- Problem statement -
Write out all the entries word for word, but skip any images.

- Source material -

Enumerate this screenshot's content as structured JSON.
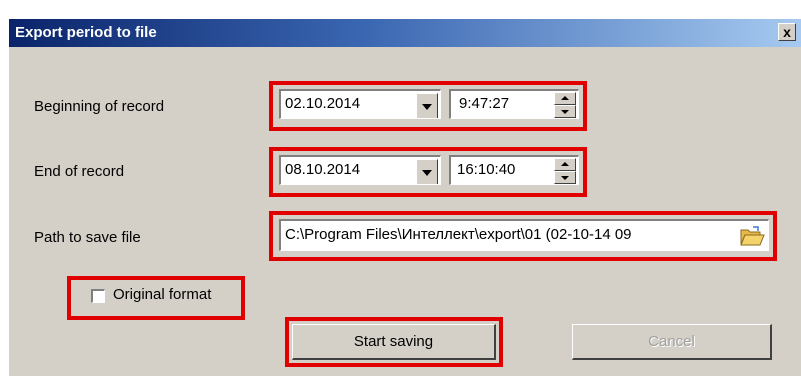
{
  "window": {
    "title": "Export period to file",
    "close_label": "x"
  },
  "beginning": {
    "label": "Beginning of record",
    "date": "02.10.2014",
    "time": "9:47:27"
  },
  "end": {
    "label": "End of record",
    "date": "08.10.2014",
    "time": "16:10:40"
  },
  "path": {
    "label": "Path to save file",
    "value": "C:\\Program Files\\Интеллект\\export\\01  (02-10-14 09",
    "browse_icon": "folder-open-icon"
  },
  "original_format": {
    "label": "Original format",
    "checked": false
  },
  "buttons": {
    "start": "Start saving",
    "cancel": "Cancel"
  },
  "colors": {
    "highlight": "#e00000",
    "dialog_bg": "#d4d0c8",
    "title_start": "#0a246a",
    "title_end": "#a6caf0"
  }
}
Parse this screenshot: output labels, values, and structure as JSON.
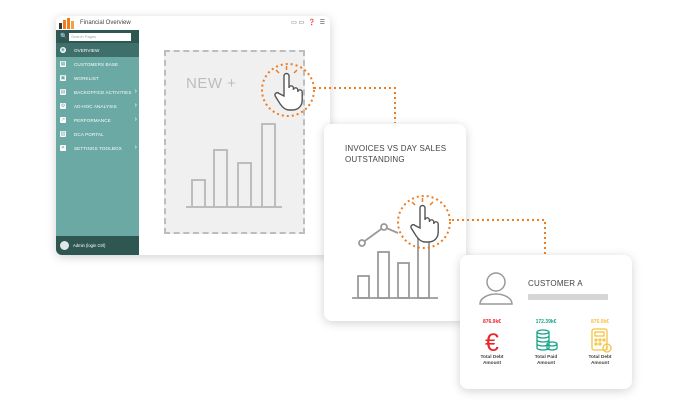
{
  "app": {
    "title": "Financial Overview",
    "titlebar_icons": [
      "window-icon",
      "help-icon",
      "menu-icon"
    ]
  },
  "search": {
    "placeholder": "Search Pages"
  },
  "sidebar": {
    "items": [
      {
        "label": "OVERVIEW",
        "icon": "eye-icon",
        "active": true,
        "has_submenu": false
      },
      {
        "label": "CUSTOMERS BASE",
        "icon": "customers-icon",
        "active": false,
        "has_submenu": false
      },
      {
        "label": "WORKLIST",
        "icon": "worklist-icon",
        "active": false,
        "has_submenu": false
      },
      {
        "label": "BACKOFFICE ACTIVITIES",
        "icon": "backoffice-icon",
        "active": false,
        "has_submenu": true
      },
      {
        "label": "AD-HOC ANALYSIS",
        "icon": "analysis-icon",
        "active": false,
        "has_submenu": true
      },
      {
        "label": "PERFORMANCE",
        "icon": "performance-icon",
        "active": false,
        "has_submenu": true
      },
      {
        "label": "DCA PORTAL",
        "icon": "portal-icon",
        "active": false,
        "has_submenu": false
      },
      {
        "label": "SETTINGS TOOLBOX",
        "icon": "tools-icon",
        "active": false,
        "has_submenu": true
      }
    ],
    "user": "Admin (login Ctrl)"
  },
  "new_widget": {
    "label": "NEW +"
  },
  "invoices_card": {
    "title": "INVOICES VS DAY SALES OUTSTANDING"
  },
  "customer_card": {
    "name": "CUSTOMER A",
    "metrics": [
      {
        "value": "876.9k€",
        "label_line1": "Total Debt",
        "label_line2": "Amount",
        "color": "#e8262b",
        "icon": "euro-icon"
      },
      {
        "value": "172.39k€",
        "label_line1": "Total Paid",
        "label_line2": "Amount",
        "color": "#1aa38c",
        "icon": "coins-icon"
      },
      {
        "value": "876.9k€",
        "label_line1": "Total Debt",
        "label_line2": "Amount",
        "color": "#f5c242",
        "icon": "calculator-icon"
      }
    ]
  },
  "colors": {
    "sidebar": "#6ba9a4",
    "sidebar_dark": "#2f5752",
    "accent": "#f07c20"
  }
}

- Correct answer -
Enumerate this screenshot's content as structured JSON.
{
  "window": {
    "title": "Export period to file",
    "close_label": "x"
  },
  "beginning": {
    "label": "Beginning of record",
    "date": "02.10.2014",
    "time": "9:47:27"
  },
  "end": {
    "label": "End of record",
    "date": "08.10.2014",
    "time": "16:10:40"
  },
  "path": {
    "label": "Path to save file",
    "value": "C:\\Program Files\\Интеллект\\export\\01  (02-10-14 09",
    "browse_icon": "folder-open-icon"
  },
  "original_format": {
    "label": "Original format",
    "checked": false
  },
  "buttons": {
    "start": "Start saving",
    "cancel": "Cancel"
  },
  "colors": {
    "highlight": "#e00000",
    "dialog_bg": "#d4d0c8",
    "title_start": "#0a246a",
    "title_end": "#a6caf0"
  }
}
Parse this screenshot: output labels, values, and structure as JSON.
{
  "app": {
    "title": "Financial Overview",
    "titlebar_icons": [
      "window-icon",
      "help-icon",
      "menu-icon"
    ]
  },
  "search": {
    "placeholder": "Search Pages"
  },
  "sidebar": {
    "items": [
      {
        "label": "OVERVIEW",
        "icon": "eye-icon",
        "active": true,
        "has_submenu": false
      },
      {
        "label": "CUSTOMERS BASE",
        "icon": "customers-icon",
        "active": false,
        "has_submenu": false
      },
      {
        "label": "WORKLIST",
        "icon": "worklist-icon",
        "active": false,
        "has_submenu": false
      },
      {
        "label": "BACKOFFICE ACTIVITIES",
        "icon": "backoffice-icon",
        "active": false,
        "has_submenu": true
      },
      {
        "label": "AD-HOC ANALYSIS",
        "icon": "analysis-icon",
        "active": false,
        "has_submenu": true
      },
      {
        "label": "PERFORMANCE",
        "icon": "performance-icon",
        "active": false,
        "has_submenu": true
      },
      {
        "label": "DCA PORTAL",
        "icon": "portal-icon",
        "active": false,
        "has_submenu": false
      },
      {
        "label": "SETTINGS TOOLBOX",
        "icon": "tools-icon",
        "active": false,
        "has_submenu": true
      }
    ],
    "user": "Admin (login Ctrl)"
  },
  "new_widget": {
    "label": "NEW +"
  },
  "invoices_card": {
    "title": "INVOICES VS DAY SALES OUTSTANDING"
  },
  "customer_card": {
    "name": "CUSTOMER A",
    "metrics": [
      {
        "value": "876.9k€",
        "label_line1": "Total Debt",
        "label_line2": "Amount",
        "color": "#e8262b",
        "icon": "euro-icon"
      },
      {
        "value": "172.39k€",
        "label_line1": "Total Paid",
        "label_line2": "Amount",
        "color": "#1aa38c",
        "icon": "coins-icon"
      },
      {
        "value": "876.9k€",
        "label_line1": "Total Debt",
        "label_line2": "Amount",
        "color": "#f5c242",
        "icon": "calculator-icon"
      }
    ]
  },
  "colors": {
    "sidebar": "#6ba9a4",
    "sidebar_dark": "#2f5752",
    "accent": "#f07c20"
  }
}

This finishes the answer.